### INFORMATION GIVEN
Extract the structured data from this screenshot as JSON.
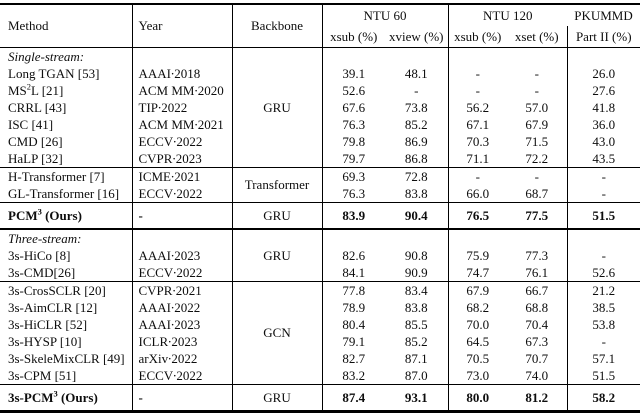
{
  "table": {
    "header": {
      "method": "Method",
      "year": "Year",
      "backbone": "Backbone",
      "ntu60": "NTU 60",
      "ntu120": "NTU 120",
      "pkummd_line1": "PKUMMD",
      "ntu60_xsub": "xsub (%)",
      "ntu60_xview": "xview (%)",
      "ntu120_xsub": "xsub (%)",
      "ntu120_xset": "xset (%)",
      "pkummd_line2": "Part II (%)"
    },
    "sections": [
      {
        "backbone": "GRU",
        "divider": "thin",
        "rows": [
          {
            "method": [
              {
                "t": "Single-stream:"
              }
            ],
            "label": true,
            "year": "",
            "values": [
              "",
              "",
              "",
              "",
              ""
            ]
          },
          {
            "method": [
              {
                "t": "Long TGAN [53]"
              }
            ],
            "year": "AAAI∙2018",
            "values": [
              "39.1",
              "48.1",
              "-",
              "-",
              "26.0"
            ]
          },
          {
            "method": [
              {
                "t": "MS"
              },
              {
                "t": "2",
                "sup": true
              },
              {
                "t": "L [21]"
              }
            ],
            "year": "ACM MM∙2020",
            "values": [
              "52.6",
              "-",
              "-",
              "-",
              "27.6"
            ]
          },
          {
            "method": [
              {
                "t": "CRRL [43]"
              }
            ],
            "year": "TIP∙2022",
            "values": [
              "67.6",
              "73.8",
              "56.2",
              "57.0",
              "41.8"
            ]
          },
          {
            "method": [
              {
                "t": "ISC [41]"
              }
            ],
            "year": "ACM MM∙2021",
            "values": [
              "76.3",
              "85.2",
              "67.1",
              "67.9",
              "36.0"
            ]
          },
          {
            "method": [
              {
                "t": "CMD [26]"
              }
            ],
            "year": "ECCV∙2022",
            "values": [
              "79.8",
              "86.9",
              "70.3",
              "71.5",
              "43.0"
            ]
          },
          {
            "method": [
              {
                "t": "HaLP [32]"
              }
            ],
            "year": "CVPR∙2023",
            "values": [
              "79.7",
              "86.8",
              "71.1",
              "72.2",
              "43.5"
            ]
          }
        ]
      },
      {
        "backbone": "Transformer",
        "divider": "thin",
        "rows": [
          {
            "method": [
              {
                "t": "H-Transformer [7]"
              }
            ],
            "year": "ICME∙2021",
            "values": [
              "69.3",
              "72.8",
              "-",
              "-",
              "-"
            ]
          },
          {
            "method": [
              {
                "t": "GL-Transformer [16]"
              }
            ],
            "year": "ECCV∙2022",
            "values": [
              "76.3",
              "83.8",
              "66.0",
              "68.7",
              "-"
            ]
          }
        ]
      },
      {
        "backbone": "GRU",
        "divider": "thick",
        "rows": [
          {
            "method": [
              {
                "t": "PCM"
              },
              {
                "t": "3",
                "sup": true
              },
              {
                "t": " (Ours)"
              }
            ],
            "bold": true,
            "year": "-",
            "values": [
              "83.9",
              "90.4",
              "76.5",
              "77.5",
              "51.5"
            ]
          }
        ]
      },
      {
        "backbone": "GRU",
        "divider": "thin",
        "rows": [
          {
            "method": [
              {
                "t": "Three-stream:"
              }
            ],
            "label": true,
            "year": "",
            "values": [
              "",
              "",
              "",
              "",
              ""
            ]
          },
          {
            "method": [
              {
                "t": "3s-HiCo [8]"
              }
            ],
            "year": "AAAI∙2023",
            "values": [
              "82.6",
              "90.8",
              "75.9",
              "77.3",
              "-"
            ]
          },
          {
            "method": [
              {
                "t": "3s-CMD[26]"
              }
            ],
            "year": "ECCV∙2022",
            "values": [
              "84.1",
              "90.9",
              "74.7",
              "76.1",
              "52.6"
            ]
          }
        ]
      },
      {
        "backbone": "GCN",
        "divider": "thin",
        "rows": [
          {
            "method": [
              {
                "t": "3s-CrosSCLR [20]"
              }
            ],
            "year": "CVPR∙2021",
            "values": [
              "77.8",
              "83.4",
              "67.9",
              "66.7",
              "21.2"
            ]
          },
          {
            "method": [
              {
                "t": "3s-AimCLR [12]"
              }
            ],
            "year": "AAAI∙2022",
            "values": [
              "78.9",
              "83.8",
              "68.2",
              "68.8",
              "38.5"
            ]
          },
          {
            "method": [
              {
                "t": "3s-HiCLR [52]"
              }
            ],
            "year": "AAAI∙2023",
            "values": [
              "80.4",
              "85.5",
              "70.0",
              "70.4",
              "53.8"
            ]
          },
          {
            "method": [
              {
                "t": "3s-HYSP [10]"
              }
            ],
            "year": "ICLR∙2023",
            "values": [
              "79.1",
              "85.2",
              "64.5",
              "67.3",
              "-"
            ]
          },
          {
            "method": [
              {
                "t": "3s-SkeleMixCLR [49]"
              }
            ],
            "year": "arXiv∙2022",
            "values": [
              "82.7",
              "87.1",
              "70.5",
              "70.7",
              "57.1"
            ]
          },
          {
            "method": [
              {
                "t": "3s-CPM [51]"
              }
            ],
            "year": "ECCV∙2022",
            "values": [
              "83.2",
              "87.0",
              "73.0",
              "74.0",
              "51.5"
            ]
          }
        ]
      },
      {
        "backbone": "GRU",
        "divider": "bottom",
        "rows": [
          {
            "method": [
              {
                "t": "3s-PCM"
              },
              {
                "t": "3",
                "sup": true
              },
              {
                "t": " (Ours)"
              }
            ],
            "bold": true,
            "year": "-",
            "values": [
              "87.4",
              "93.1",
              "80.0",
              "81.2",
              "58.2"
            ]
          }
        ]
      }
    ]
  }
}
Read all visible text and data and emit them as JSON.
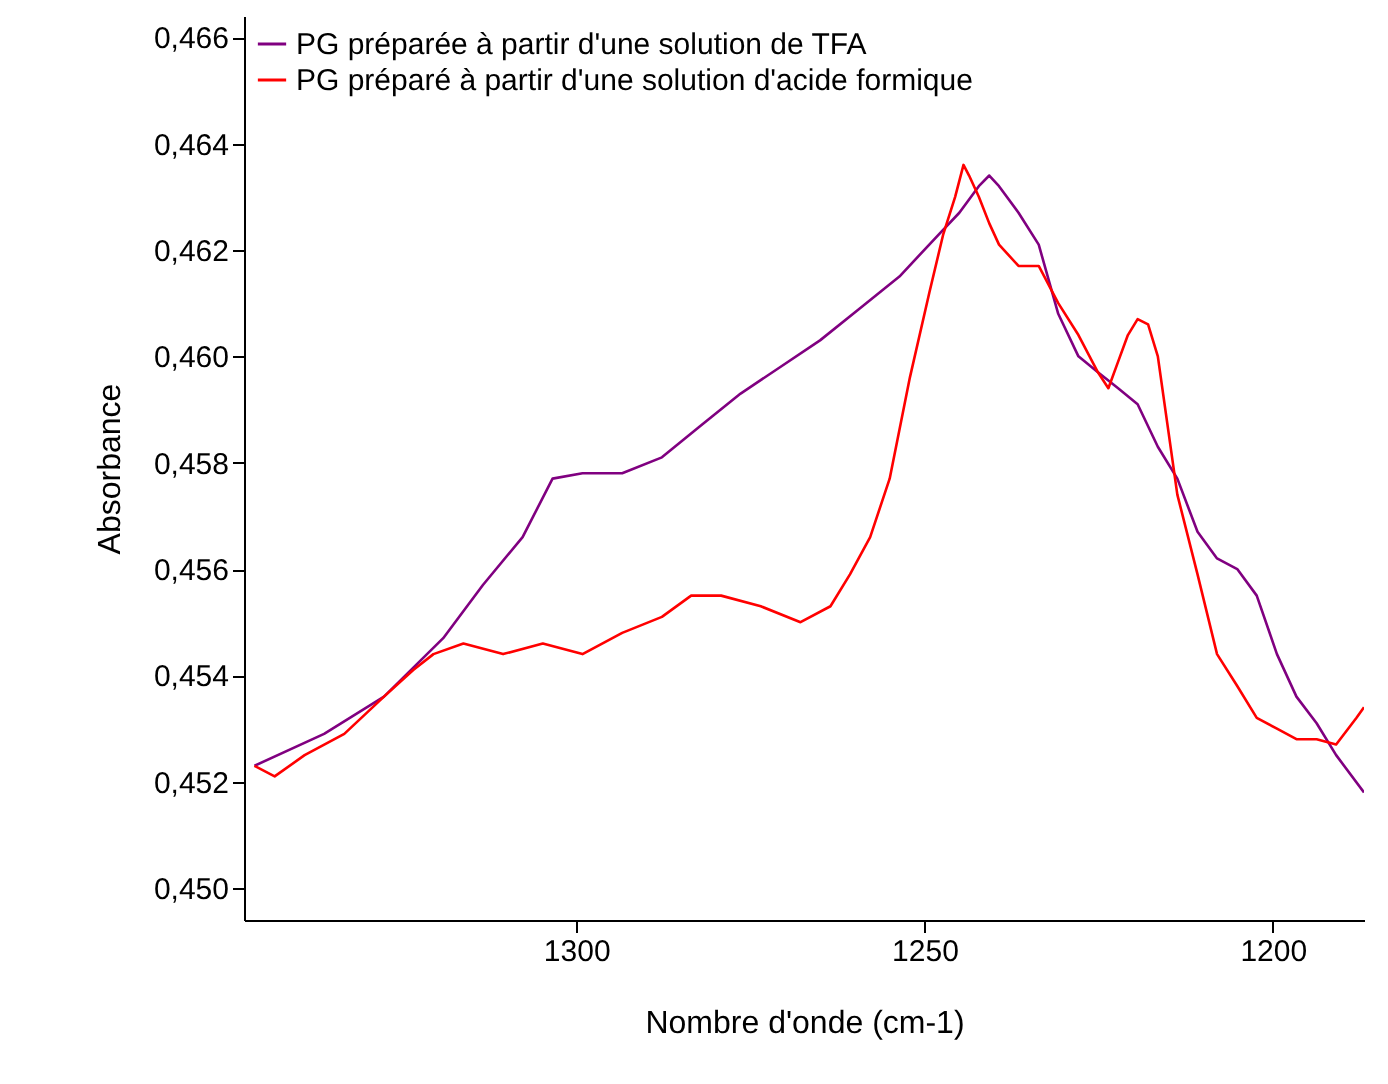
{
  "chart_data": {
    "type": "line",
    "xlabel": "Nombre d'onde (cm-1)",
    "ylabel": "Absorbance",
    "xlim": [
      1347.7,
      1186.9
    ],
    "ylim": [
      0.4494,
      0.4664
    ],
    "xticks": [
      1300,
      1250,
      1200
    ],
    "yticks": [
      {
        "value": 0.45,
        "label": "0,450"
      },
      {
        "value": 0.452,
        "label": "0,452"
      },
      {
        "value": 0.454,
        "label": "0,454"
      },
      {
        "value": 0.456,
        "label": "0,456"
      },
      {
        "value": 0.458,
        "label": "0,458"
      },
      {
        "value": 0.46,
        "label": "0,460"
      },
      {
        "value": 0.462,
        "label": "0,462"
      },
      {
        "value": 0.464,
        "label": "0,464"
      },
      {
        "value": 0.466,
        "label": "0,466"
      }
    ],
    "grid": false,
    "legend": "top left",
    "line_style": "solid",
    "marker": "none",
    "series": [
      {
        "name": "PG préparée à partir d'une solution de TFA",
        "color": "#800080",
        "x": [
          1346.2,
          1336.2,
          1327.6,
          1319.1,
          1313.4,
          1307.7,
          1303.4,
          1299.1,
          1293.4,
          1287.7,
          1282.1,
          1276.4,
          1270.7,
          1265.0,
          1259.3,
          1253.6,
          1247.9,
          1245.0,
          1242.2,
          1240.7,
          1239.3,
          1236.5,
          1233.6,
          1230.8,
          1227.9,
          1225.1,
          1222.2,
          1219.4,
          1216.5,
          1213.7,
          1210.8,
          1208.0,
          1205.1,
          1202.3,
          1199.4,
          1196.6,
          1193.7,
          1190.9,
          1186.9
        ],
        "values": [
          0.4523,
          0.4529,
          0.4536,
          0.4547,
          0.4557,
          0.4566,
          0.4577,
          0.4578,
          0.4578,
          0.4581,
          0.4587,
          0.4593,
          0.4598,
          0.4603,
          0.4609,
          0.4615,
          0.4623,
          0.4627,
          0.4632,
          0.4634,
          0.4632,
          0.4627,
          0.4621,
          0.4608,
          0.46,
          0.4597,
          0.4594,
          0.4591,
          0.4583,
          0.4577,
          0.4567,
          0.4562,
          0.456,
          0.4555,
          0.4544,
          0.4536,
          0.4531,
          0.4525,
          0.4518
        ]
      },
      {
        "name": "PG préparé à partir d'une solution d'acide formique",
        "color": "#ff0000",
        "x": [
          1346.2,
          1343.3,
          1339.0,
          1333.3,
          1327.6,
          1323.4,
          1320.5,
          1316.2,
          1310.5,
          1304.8,
          1299.1,
          1293.4,
          1287.7,
          1283.5,
          1279.2,
          1273.5,
          1267.8,
          1263.5,
          1260.7,
          1257.8,
          1255.0,
          1252.1,
          1249.3,
          1247.3,
          1245.6,
          1244.4,
          1243.6,
          1242.2,
          1240.7,
          1239.3,
          1236.5,
          1233.6,
          1230.8,
          1227.9,
          1225.1,
          1223.6,
          1222.2,
          1220.8,
          1219.4,
          1217.9,
          1216.5,
          1213.7,
          1210.8,
          1208.0,
          1205.1,
          1202.3,
          1199.4,
          1196.6,
          1193.7,
          1190.9,
          1188.0,
          1186.9
        ],
        "values": [
          0.4523,
          0.4521,
          0.4525,
          0.4529,
          0.4536,
          0.4541,
          0.4544,
          0.4546,
          0.4544,
          0.4546,
          0.4544,
          0.4548,
          0.4551,
          0.4555,
          0.4555,
          0.4553,
          0.455,
          0.4553,
          0.4559,
          0.4566,
          0.4577,
          0.4596,
          0.4612,
          0.4623,
          0.463,
          0.4636,
          0.4634,
          0.463,
          0.4625,
          0.4621,
          0.4617,
          0.4617,
          0.461,
          0.4604,
          0.4597,
          0.4594,
          0.4599,
          0.4604,
          0.4607,
          0.4606,
          0.46,
          0.4574,
          0.4559,
          0.4544,
          0.4538,
          0.4532,
          0.453,
          0.4528,
          0.4528,
          0.4527,
          0.4532,
          0.4534
        ]
      }
    ]
  }
}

### TO BE DONE
Scan the material above and determine how many lines include the word "name"; report only the number.

### EXERCISE RESULT
2